§ **Dataset extract**
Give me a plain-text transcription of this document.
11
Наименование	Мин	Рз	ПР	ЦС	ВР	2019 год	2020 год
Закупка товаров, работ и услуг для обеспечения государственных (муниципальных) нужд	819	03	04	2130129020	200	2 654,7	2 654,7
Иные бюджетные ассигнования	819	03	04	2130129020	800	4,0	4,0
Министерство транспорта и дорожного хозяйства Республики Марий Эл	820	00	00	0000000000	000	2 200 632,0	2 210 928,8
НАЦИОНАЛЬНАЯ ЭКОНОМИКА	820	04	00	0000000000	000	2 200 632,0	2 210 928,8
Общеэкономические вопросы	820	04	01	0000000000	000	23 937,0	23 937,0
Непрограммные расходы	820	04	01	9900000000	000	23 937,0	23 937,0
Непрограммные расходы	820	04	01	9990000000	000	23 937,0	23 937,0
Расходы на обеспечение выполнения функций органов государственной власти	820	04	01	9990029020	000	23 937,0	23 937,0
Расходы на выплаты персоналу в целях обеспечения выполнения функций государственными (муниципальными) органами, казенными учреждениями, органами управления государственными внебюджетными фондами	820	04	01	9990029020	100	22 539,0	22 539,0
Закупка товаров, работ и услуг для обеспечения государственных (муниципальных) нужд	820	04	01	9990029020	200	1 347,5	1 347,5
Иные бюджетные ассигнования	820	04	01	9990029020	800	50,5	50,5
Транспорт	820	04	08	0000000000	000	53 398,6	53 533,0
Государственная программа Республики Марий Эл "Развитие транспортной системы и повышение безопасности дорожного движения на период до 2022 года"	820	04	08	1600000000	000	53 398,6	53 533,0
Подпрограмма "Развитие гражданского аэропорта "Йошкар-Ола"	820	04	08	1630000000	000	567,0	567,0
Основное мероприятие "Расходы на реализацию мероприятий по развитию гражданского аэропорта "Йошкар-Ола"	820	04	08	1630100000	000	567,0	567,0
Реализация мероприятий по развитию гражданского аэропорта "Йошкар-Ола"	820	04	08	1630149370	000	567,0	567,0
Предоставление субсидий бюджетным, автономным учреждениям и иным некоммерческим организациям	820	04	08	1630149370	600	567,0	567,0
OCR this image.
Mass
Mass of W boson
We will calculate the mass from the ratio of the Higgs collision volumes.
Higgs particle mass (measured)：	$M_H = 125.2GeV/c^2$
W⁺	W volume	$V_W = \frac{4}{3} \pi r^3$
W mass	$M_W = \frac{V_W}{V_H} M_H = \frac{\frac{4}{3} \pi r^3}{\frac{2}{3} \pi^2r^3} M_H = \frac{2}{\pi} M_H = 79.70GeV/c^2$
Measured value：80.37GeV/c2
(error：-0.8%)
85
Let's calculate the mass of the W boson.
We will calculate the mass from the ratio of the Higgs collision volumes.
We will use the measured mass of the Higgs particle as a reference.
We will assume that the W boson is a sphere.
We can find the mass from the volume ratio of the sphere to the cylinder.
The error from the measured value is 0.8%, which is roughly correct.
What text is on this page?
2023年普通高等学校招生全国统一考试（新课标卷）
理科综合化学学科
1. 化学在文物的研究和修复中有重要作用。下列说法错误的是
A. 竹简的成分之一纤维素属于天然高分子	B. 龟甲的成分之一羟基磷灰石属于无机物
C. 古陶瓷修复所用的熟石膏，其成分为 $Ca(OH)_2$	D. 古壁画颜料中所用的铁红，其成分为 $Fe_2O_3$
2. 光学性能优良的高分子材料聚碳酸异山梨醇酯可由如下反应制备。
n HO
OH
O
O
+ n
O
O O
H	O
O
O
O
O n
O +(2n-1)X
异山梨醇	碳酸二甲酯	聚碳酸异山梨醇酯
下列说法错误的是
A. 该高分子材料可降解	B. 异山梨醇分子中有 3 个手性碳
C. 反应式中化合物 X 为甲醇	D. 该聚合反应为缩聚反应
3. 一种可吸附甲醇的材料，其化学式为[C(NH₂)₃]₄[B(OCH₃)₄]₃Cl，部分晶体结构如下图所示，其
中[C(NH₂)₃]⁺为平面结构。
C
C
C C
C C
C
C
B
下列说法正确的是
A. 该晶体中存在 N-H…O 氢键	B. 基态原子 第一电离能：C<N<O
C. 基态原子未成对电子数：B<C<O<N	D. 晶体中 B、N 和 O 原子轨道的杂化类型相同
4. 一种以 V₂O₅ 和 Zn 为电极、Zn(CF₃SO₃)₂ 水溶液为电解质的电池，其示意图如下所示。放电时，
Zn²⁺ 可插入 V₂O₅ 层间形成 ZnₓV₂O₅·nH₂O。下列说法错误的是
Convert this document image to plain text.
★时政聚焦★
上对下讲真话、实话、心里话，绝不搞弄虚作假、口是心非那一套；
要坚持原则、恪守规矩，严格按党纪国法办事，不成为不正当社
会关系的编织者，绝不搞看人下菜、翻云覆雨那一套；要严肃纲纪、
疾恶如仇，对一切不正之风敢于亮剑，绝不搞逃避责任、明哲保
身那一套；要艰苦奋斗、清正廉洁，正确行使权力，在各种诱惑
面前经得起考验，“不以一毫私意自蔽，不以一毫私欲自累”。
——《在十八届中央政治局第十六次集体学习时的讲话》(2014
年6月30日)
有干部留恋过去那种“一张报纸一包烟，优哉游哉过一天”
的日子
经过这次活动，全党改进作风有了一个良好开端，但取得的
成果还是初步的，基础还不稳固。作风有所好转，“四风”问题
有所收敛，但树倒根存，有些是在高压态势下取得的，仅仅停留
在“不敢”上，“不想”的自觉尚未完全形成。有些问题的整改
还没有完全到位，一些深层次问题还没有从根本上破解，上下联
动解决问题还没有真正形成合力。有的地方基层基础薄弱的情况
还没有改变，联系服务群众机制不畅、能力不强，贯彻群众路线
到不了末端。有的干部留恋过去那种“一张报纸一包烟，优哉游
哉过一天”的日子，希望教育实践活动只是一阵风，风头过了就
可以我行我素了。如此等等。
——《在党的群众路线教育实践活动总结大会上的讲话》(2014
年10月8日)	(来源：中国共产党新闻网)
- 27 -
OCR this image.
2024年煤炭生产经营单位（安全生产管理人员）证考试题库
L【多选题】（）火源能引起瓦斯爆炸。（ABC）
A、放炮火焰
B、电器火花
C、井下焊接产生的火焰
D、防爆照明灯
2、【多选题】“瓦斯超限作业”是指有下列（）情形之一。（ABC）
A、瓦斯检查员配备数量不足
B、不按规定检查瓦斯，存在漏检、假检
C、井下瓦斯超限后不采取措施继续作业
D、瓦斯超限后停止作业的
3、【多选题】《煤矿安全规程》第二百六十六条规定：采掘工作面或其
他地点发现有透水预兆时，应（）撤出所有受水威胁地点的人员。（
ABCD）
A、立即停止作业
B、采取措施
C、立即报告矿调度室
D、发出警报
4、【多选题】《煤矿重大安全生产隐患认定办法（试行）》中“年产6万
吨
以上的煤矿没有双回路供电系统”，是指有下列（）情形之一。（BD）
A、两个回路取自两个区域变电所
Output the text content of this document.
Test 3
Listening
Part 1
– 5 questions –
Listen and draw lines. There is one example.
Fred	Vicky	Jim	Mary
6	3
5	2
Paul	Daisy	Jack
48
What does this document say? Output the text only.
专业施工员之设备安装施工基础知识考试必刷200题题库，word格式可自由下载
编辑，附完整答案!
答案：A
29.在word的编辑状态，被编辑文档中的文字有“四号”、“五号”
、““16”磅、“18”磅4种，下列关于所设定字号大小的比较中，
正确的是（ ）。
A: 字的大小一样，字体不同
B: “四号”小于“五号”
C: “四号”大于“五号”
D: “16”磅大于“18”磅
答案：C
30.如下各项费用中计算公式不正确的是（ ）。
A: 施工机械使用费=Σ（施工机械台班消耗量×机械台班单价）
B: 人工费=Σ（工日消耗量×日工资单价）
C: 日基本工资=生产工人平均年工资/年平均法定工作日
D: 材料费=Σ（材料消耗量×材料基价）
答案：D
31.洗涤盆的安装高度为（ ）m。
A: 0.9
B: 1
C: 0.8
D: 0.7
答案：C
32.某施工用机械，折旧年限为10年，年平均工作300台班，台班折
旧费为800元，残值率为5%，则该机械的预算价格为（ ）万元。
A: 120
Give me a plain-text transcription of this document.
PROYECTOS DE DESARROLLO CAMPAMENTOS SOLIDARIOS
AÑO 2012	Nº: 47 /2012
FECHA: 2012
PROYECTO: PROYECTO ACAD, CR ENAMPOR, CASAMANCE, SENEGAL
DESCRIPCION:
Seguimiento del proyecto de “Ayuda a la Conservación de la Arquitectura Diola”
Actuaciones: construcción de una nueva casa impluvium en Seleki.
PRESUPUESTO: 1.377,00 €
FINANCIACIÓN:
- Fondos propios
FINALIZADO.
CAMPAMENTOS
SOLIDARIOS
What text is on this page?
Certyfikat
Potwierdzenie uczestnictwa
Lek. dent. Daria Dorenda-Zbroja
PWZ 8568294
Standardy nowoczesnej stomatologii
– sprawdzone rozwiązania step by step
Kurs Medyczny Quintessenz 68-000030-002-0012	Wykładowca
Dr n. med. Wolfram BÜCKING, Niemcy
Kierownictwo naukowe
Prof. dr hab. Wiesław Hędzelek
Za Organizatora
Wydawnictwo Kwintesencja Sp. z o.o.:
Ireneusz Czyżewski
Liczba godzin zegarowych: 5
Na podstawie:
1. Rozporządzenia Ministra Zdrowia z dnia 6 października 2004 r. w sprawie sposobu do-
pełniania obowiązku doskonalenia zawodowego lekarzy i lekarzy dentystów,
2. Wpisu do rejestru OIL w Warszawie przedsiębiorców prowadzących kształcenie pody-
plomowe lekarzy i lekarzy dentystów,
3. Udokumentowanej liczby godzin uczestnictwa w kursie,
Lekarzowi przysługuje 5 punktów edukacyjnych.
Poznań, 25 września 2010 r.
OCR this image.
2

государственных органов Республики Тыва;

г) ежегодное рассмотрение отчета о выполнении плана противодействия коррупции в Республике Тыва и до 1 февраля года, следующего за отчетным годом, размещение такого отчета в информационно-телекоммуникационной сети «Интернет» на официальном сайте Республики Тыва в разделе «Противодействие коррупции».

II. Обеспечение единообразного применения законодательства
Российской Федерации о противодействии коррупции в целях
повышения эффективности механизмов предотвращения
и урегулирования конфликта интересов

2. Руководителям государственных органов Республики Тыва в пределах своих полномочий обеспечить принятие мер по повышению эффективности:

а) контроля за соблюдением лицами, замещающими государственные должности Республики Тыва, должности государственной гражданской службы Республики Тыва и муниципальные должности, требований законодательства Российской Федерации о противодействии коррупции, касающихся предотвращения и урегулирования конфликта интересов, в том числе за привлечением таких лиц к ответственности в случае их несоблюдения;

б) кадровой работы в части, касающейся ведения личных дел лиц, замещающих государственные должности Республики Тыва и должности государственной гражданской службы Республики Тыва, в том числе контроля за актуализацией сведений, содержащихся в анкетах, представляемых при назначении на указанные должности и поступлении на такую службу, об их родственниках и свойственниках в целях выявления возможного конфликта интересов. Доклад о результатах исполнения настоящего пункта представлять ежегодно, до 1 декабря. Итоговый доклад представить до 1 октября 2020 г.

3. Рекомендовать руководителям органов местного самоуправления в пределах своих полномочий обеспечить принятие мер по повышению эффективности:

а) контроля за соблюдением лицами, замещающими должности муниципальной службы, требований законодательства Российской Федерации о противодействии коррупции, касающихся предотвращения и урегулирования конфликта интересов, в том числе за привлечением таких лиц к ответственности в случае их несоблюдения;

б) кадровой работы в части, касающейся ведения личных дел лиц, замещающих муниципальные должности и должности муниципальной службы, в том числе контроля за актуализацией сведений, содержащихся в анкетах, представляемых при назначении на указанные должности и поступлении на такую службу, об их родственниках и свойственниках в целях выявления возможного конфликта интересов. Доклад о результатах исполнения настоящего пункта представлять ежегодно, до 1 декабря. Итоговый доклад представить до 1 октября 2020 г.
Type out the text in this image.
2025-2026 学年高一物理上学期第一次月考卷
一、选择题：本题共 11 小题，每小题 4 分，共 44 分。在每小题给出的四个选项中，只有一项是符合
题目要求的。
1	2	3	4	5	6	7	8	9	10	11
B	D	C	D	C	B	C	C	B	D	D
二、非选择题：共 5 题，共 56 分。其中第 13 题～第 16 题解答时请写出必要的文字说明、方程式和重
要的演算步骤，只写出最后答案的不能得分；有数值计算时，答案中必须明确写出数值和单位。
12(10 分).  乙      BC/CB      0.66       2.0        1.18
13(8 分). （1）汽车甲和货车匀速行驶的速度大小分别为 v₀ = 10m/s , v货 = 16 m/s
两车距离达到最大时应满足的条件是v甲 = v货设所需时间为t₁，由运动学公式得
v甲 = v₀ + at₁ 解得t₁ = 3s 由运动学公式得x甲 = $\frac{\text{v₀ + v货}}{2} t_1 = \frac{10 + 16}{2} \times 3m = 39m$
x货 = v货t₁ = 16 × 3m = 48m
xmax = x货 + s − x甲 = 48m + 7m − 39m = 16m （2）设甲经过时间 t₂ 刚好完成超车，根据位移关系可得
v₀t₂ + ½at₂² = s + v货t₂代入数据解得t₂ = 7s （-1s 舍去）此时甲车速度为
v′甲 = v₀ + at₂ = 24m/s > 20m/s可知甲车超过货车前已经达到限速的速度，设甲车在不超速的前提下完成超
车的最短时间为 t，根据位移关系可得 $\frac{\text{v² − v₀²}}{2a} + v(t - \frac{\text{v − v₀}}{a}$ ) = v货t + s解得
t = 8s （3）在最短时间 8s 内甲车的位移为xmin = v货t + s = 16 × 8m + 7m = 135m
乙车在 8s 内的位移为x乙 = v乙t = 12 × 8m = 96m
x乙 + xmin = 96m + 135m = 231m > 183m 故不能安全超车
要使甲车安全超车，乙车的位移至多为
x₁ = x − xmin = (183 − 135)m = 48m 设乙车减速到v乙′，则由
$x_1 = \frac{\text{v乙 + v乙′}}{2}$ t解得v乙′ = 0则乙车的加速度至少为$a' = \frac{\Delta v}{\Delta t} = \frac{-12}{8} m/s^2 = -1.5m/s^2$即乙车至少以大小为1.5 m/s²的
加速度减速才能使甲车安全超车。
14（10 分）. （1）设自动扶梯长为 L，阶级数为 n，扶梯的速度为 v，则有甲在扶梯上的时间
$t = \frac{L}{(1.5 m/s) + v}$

§ **What to produce**
Which lines hold the string "boson"? List them all.

§ **Reply**
Mass of W boson
Let's calculate the mass of the W boson.
We will assume that the W boson is a sphere.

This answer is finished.